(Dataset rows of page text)
--- START ---

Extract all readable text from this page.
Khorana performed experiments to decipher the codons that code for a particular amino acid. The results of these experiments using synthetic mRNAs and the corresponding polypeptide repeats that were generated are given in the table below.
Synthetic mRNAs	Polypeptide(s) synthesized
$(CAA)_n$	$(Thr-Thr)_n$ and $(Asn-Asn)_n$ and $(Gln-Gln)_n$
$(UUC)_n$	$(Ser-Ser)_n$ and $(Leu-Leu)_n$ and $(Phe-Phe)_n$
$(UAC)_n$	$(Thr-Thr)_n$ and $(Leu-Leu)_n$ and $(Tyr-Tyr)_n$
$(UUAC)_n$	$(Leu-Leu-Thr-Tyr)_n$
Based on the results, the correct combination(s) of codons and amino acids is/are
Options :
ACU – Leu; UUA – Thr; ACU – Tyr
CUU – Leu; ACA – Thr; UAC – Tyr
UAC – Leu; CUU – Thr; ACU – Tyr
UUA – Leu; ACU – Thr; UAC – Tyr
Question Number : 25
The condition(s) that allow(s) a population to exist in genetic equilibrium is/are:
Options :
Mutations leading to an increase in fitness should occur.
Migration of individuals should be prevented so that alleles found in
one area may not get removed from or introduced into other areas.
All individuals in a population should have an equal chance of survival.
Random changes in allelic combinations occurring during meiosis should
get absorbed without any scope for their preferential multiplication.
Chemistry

--- END ---
--- START ---

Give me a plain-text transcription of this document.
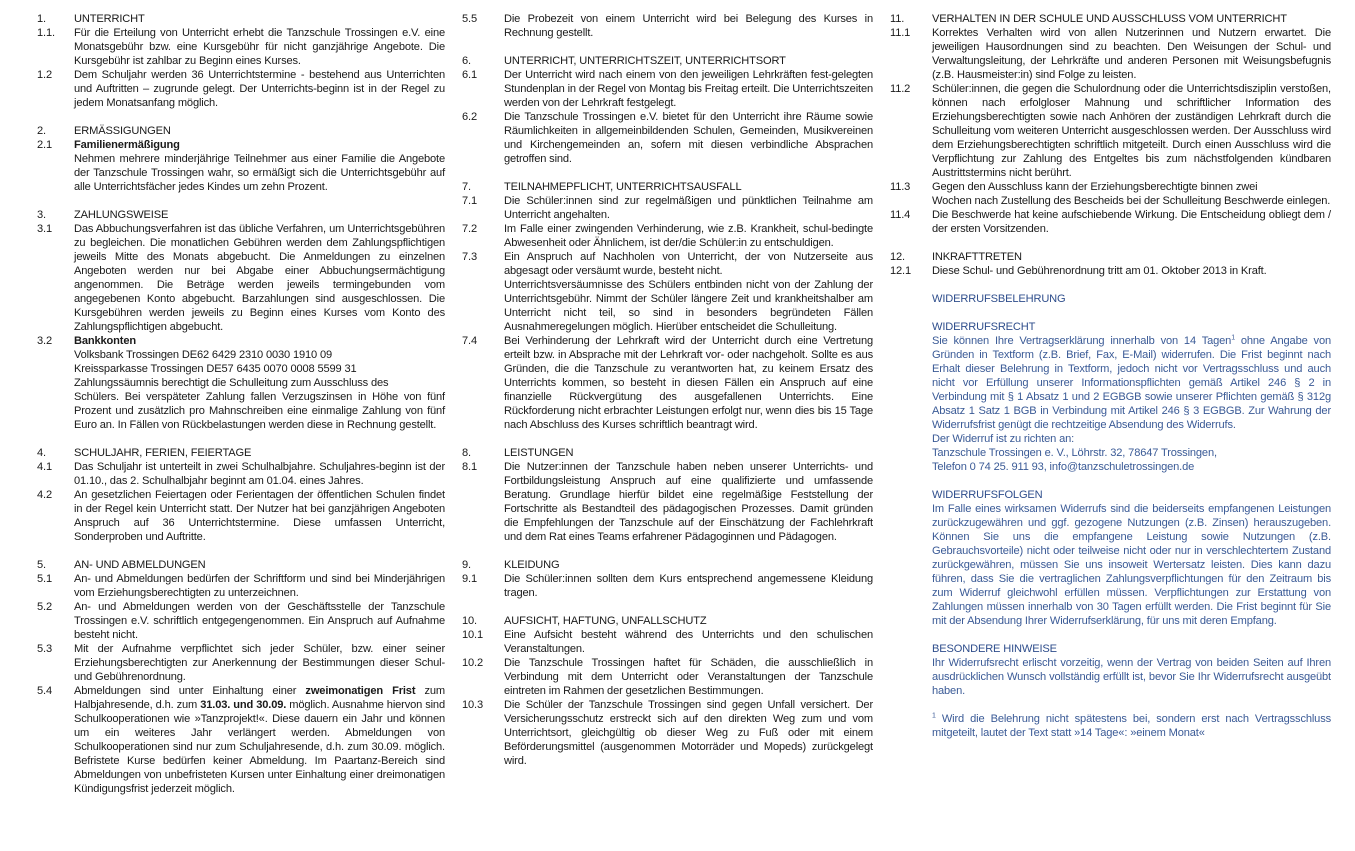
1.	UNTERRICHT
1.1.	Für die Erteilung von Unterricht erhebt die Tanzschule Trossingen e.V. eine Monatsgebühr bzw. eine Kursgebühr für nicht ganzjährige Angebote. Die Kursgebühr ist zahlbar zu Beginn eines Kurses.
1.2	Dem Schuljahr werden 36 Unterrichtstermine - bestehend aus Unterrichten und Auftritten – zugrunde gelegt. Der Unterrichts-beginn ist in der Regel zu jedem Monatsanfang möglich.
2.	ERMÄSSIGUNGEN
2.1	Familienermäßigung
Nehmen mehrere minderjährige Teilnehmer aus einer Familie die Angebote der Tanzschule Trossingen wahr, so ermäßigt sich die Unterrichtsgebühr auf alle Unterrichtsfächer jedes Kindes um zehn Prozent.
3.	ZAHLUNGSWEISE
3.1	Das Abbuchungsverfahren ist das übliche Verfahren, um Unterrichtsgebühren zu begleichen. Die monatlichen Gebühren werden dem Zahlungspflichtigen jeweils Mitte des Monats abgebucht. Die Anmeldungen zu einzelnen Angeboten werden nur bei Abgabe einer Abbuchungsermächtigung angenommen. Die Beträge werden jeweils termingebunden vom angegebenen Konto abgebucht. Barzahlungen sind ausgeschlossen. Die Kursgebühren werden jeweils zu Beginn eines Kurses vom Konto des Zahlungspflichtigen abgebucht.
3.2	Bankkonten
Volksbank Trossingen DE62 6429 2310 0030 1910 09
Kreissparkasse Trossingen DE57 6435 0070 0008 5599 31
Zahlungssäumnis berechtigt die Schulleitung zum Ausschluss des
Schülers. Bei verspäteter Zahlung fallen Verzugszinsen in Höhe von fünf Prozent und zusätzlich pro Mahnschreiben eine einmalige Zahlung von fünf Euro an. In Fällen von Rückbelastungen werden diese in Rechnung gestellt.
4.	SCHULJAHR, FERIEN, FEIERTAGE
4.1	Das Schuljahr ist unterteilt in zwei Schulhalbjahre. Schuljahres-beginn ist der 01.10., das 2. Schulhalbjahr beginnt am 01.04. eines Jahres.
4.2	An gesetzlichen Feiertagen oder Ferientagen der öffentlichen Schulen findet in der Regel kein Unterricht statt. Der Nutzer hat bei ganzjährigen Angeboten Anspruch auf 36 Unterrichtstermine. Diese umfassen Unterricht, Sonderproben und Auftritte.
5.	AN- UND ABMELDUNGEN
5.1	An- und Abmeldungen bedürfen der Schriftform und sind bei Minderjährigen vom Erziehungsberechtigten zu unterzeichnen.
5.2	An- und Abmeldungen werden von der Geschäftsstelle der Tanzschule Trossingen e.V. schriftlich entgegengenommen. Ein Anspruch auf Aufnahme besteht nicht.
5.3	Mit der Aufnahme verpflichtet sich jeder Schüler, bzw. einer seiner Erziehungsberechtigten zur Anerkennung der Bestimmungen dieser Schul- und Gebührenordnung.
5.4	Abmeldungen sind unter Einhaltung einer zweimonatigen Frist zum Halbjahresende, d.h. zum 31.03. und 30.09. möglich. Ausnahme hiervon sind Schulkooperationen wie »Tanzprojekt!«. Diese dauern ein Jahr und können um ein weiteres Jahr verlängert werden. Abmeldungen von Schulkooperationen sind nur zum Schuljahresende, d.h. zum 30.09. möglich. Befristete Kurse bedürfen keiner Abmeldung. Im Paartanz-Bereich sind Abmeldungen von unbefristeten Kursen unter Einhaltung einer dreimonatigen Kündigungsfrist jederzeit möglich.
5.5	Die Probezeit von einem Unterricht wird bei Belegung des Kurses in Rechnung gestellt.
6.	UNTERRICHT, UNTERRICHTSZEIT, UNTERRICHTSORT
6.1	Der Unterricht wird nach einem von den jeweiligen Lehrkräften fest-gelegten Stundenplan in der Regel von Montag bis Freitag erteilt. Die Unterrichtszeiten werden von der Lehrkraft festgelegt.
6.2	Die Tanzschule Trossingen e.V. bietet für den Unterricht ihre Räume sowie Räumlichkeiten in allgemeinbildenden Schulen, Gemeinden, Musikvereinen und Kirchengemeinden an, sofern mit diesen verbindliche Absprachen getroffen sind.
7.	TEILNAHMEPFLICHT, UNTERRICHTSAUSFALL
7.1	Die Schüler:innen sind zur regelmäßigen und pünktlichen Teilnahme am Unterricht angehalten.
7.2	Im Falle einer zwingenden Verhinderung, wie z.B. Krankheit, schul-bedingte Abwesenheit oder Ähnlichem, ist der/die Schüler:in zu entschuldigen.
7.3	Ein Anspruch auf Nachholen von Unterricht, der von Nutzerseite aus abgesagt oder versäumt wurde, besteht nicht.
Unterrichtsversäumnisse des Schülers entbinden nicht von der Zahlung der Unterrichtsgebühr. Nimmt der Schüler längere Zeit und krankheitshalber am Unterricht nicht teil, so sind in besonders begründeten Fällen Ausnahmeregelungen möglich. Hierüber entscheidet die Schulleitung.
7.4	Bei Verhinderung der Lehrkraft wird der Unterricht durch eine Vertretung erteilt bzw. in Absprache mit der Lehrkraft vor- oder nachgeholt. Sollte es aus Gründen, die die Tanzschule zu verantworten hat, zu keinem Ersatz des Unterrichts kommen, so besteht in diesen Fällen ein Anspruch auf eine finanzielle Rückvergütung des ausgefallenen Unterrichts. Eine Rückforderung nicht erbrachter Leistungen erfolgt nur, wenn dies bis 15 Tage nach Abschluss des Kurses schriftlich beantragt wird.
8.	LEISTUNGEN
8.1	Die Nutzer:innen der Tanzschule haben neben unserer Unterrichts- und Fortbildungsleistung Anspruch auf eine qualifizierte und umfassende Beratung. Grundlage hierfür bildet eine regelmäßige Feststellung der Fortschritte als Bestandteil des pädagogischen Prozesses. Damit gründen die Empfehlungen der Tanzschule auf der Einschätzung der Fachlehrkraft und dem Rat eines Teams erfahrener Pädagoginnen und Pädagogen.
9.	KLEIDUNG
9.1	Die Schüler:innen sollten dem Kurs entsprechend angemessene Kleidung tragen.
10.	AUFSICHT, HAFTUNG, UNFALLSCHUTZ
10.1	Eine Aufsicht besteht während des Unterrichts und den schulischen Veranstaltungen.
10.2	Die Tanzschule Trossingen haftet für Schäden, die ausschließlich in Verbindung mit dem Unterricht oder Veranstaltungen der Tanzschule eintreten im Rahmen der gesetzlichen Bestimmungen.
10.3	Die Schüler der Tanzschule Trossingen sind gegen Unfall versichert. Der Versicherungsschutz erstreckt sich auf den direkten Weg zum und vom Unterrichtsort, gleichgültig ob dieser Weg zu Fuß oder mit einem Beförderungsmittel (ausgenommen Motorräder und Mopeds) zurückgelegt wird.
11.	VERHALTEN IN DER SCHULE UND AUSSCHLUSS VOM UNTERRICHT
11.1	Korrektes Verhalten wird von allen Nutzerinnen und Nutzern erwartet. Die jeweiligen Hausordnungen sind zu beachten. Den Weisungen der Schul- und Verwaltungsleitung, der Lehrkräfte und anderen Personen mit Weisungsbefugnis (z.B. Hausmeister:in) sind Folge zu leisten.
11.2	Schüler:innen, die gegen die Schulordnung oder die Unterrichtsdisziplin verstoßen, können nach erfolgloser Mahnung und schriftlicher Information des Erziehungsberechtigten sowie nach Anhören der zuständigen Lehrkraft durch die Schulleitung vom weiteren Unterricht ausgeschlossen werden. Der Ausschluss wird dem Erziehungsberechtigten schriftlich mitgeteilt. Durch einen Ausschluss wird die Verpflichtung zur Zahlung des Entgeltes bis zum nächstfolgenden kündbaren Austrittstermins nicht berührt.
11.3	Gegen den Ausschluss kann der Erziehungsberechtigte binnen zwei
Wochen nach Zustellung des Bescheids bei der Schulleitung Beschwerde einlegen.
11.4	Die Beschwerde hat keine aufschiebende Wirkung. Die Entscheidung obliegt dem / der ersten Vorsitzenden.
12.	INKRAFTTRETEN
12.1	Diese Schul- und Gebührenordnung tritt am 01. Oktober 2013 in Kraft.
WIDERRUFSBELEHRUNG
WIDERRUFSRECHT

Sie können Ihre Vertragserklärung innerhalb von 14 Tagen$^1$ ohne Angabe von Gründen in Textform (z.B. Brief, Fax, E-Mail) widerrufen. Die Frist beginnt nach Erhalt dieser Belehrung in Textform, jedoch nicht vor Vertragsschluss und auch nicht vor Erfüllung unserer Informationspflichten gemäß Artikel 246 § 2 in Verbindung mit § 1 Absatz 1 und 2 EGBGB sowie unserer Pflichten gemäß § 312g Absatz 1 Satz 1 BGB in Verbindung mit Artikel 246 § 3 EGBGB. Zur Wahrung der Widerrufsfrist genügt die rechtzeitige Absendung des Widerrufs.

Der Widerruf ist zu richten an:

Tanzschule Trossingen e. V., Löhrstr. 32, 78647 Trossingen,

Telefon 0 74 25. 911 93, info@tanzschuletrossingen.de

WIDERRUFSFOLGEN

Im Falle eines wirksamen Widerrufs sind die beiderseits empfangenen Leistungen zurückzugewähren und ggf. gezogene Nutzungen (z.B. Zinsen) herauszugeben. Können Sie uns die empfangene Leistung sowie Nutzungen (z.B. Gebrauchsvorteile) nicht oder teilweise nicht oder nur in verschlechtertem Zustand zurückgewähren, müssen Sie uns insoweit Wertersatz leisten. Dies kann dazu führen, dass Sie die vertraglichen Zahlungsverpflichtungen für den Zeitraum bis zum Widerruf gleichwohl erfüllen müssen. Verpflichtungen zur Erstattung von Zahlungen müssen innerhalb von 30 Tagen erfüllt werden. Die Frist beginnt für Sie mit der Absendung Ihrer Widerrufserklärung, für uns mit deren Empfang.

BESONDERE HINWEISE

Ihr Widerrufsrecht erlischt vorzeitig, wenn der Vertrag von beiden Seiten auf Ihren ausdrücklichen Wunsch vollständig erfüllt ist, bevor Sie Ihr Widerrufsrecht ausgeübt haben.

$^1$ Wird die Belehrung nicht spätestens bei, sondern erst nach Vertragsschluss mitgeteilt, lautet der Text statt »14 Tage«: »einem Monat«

--- END ---

Every line in the records above that holds "results" counts once; state the total and nothing else.

PROBLEM SOLUTION:
2